%%
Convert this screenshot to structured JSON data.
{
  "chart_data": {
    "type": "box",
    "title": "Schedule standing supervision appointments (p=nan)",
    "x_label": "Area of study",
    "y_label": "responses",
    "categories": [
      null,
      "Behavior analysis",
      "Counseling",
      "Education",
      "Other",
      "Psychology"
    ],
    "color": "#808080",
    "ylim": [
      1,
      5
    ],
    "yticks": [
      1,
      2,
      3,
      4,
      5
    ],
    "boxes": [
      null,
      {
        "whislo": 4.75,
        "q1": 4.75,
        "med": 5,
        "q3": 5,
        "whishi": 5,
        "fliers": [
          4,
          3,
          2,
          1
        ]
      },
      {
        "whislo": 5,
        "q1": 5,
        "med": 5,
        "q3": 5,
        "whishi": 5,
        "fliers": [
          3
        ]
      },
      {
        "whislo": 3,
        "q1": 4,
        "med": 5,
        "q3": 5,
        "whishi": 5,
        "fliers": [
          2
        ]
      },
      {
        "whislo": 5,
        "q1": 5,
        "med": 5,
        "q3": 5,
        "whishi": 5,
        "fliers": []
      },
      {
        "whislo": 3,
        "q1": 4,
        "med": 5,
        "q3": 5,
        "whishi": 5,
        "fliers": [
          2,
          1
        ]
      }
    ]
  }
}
%%
> [To do]: Go through the records above and set each one down exactly, please.

> [Expected answer]:
Convert this screenshot to structured JSON data.
{
  "chart_data": {
    "type": "box",
    "title": "Schedule standing supervision appointments (p=nan)",
    "x_label": "Area of study",
    "y_label": "responses",
    "categories": [
      null,
      "Behavior analysis",
      "Counseling",
      "Education",
      "Other",
      "Psychology"
    ],
    "color": "#808080",
    "ylim": [
      1,
      5
    ],
    "yticks": [
      1,
      2,
      3,
      4,
      5
    ],
    "boxes": [
      null,
      {
        "whislo": 4.75,
        "q1": 4.75,
        "med": 5,
        "q3": 5,
        "whishi": 5,
        "fliers": [
          4,
          3,
          2,
          1
        ]
      },
      {
        "whislo": 5,
        "q1": 5,
        "med": 5,
        "q3": 5,
        "whishi": 5,
        "fliers": [
          3
        ]
      },
      {
        "whislo": 3,
        "q1": 4,
        "med": 5,
        "q3": 5,
        "whishi": 5,
        "fliers": [
          2
        ]
      },
      {
        "whislo": 5,
        "q1": 5,
        "med": 5,
        "q3": 5,
        "whishi": 5,
        "fliers": []
      },
      {
        "whislo": 3,
        "q1": 4,
        "med": 5,
        "q3": 5,
        "whishi": 5,
        "fliers": [
          2,
          1
        ]
      }
    ]
  }
}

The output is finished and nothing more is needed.